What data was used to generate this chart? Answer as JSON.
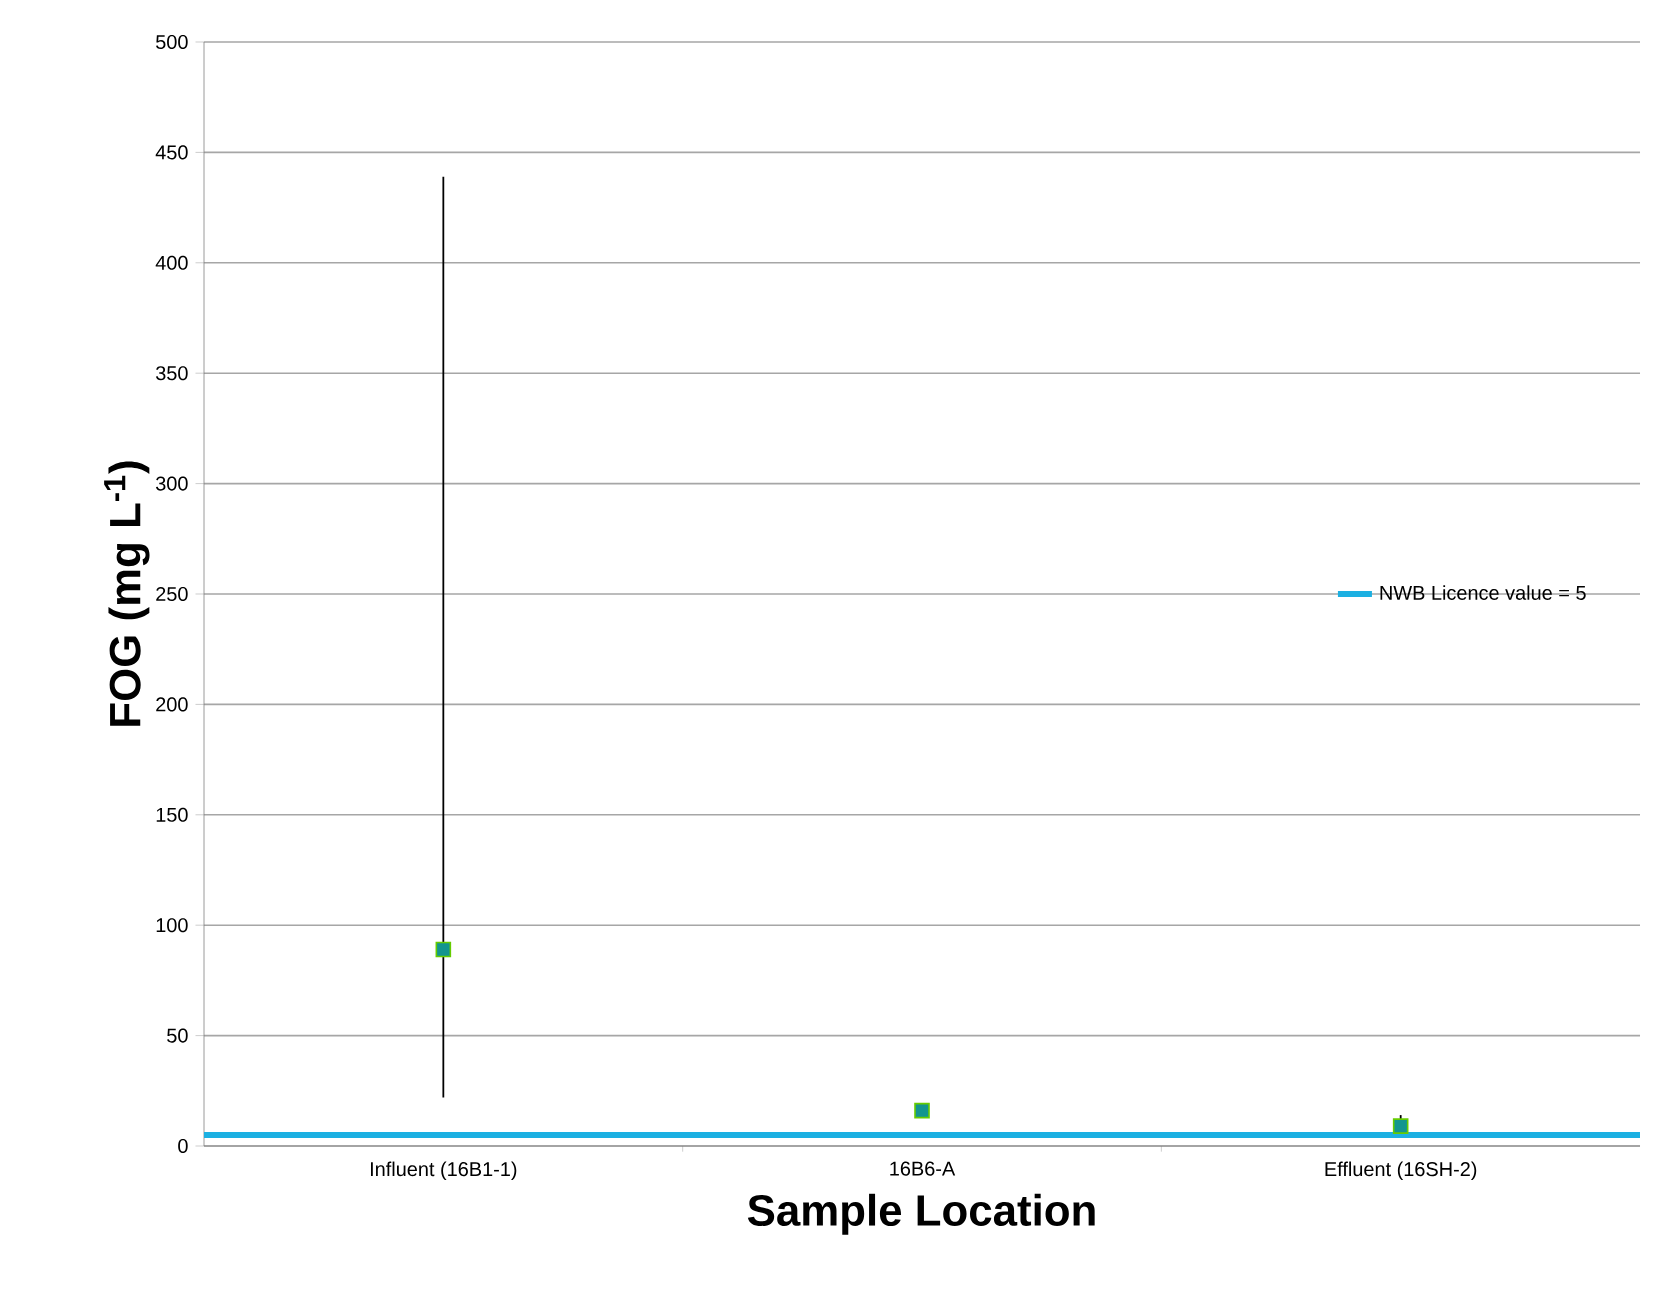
{
  "chart_data": {
    "type": "scatter",
    "xlabel": "Sample Location",
    "ylabel": "FOG (mg L$^{-1}$)",
    "categories": [
      "Influent (16B1-1)",
      "16B6-A",
      "Effluent (16SH-2)"
    ],
    "series": [
      {
        "color": "#13958f",
        "values": [
          89,
          16,
          9
        ],
        "errors": [
          [
            22,
            439
          ],
          null,
          [
            8,
            14
          ]
        ]
      }
    ],
    "marker": "square",
    "ylim": [
      0,
      500
    ],
    "yticks": [
      0,
      50,
      100,
      150,
      200,
      250,
      300,
      350,
      400,
      450,
      500
    ],
    "grid": "y",
    "legend": "right",
    "ref_lines": [
      {
        "axis": "y",
        "value": 5,
        "label": "NWB Licence value = 5",
        "color": "#1cb0e2"
      }
    ]
  }
}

----

= Problem statement =
Write the material out again exactly as it appears, dropping the pictures.

= Task output =
What data was used to generate this chart? Answer as JSON.
{
  "chart_data": {
    "type": "scatter",
    "xlabel": "Sample Location",
    "ylabel": "FOG (mg L$^{-1}$)",
    "categories": [
      "Influent (16B1-1)",
      "16B6-A",
      "Effluent (16SH-2)"
    ],
    "series": [
      {
        "color": "#13958f",
        "values": [
          89,
          16,
          9
        ],
        "errors": [
          [
            22,
            439
          ],
          null,
          [
            8,
            14
          ]
        ]
      }
    ],
    "marker": "square",
    "ylim": [
      0,
      500
    ],
    "yticks": [
      0,
      50,
      100,
      150,
      200,
      250,
      300,
      350,
      400,
      450,
      500
    ],
    "grid": "y",
    "legend": "right",
    "ref_lines": [
      {
        "axis": "y",
        "value": 5,
        "label": "NWB Licence value = 5",
        "color": "#1cb0e2"
      }
    ]
  }
}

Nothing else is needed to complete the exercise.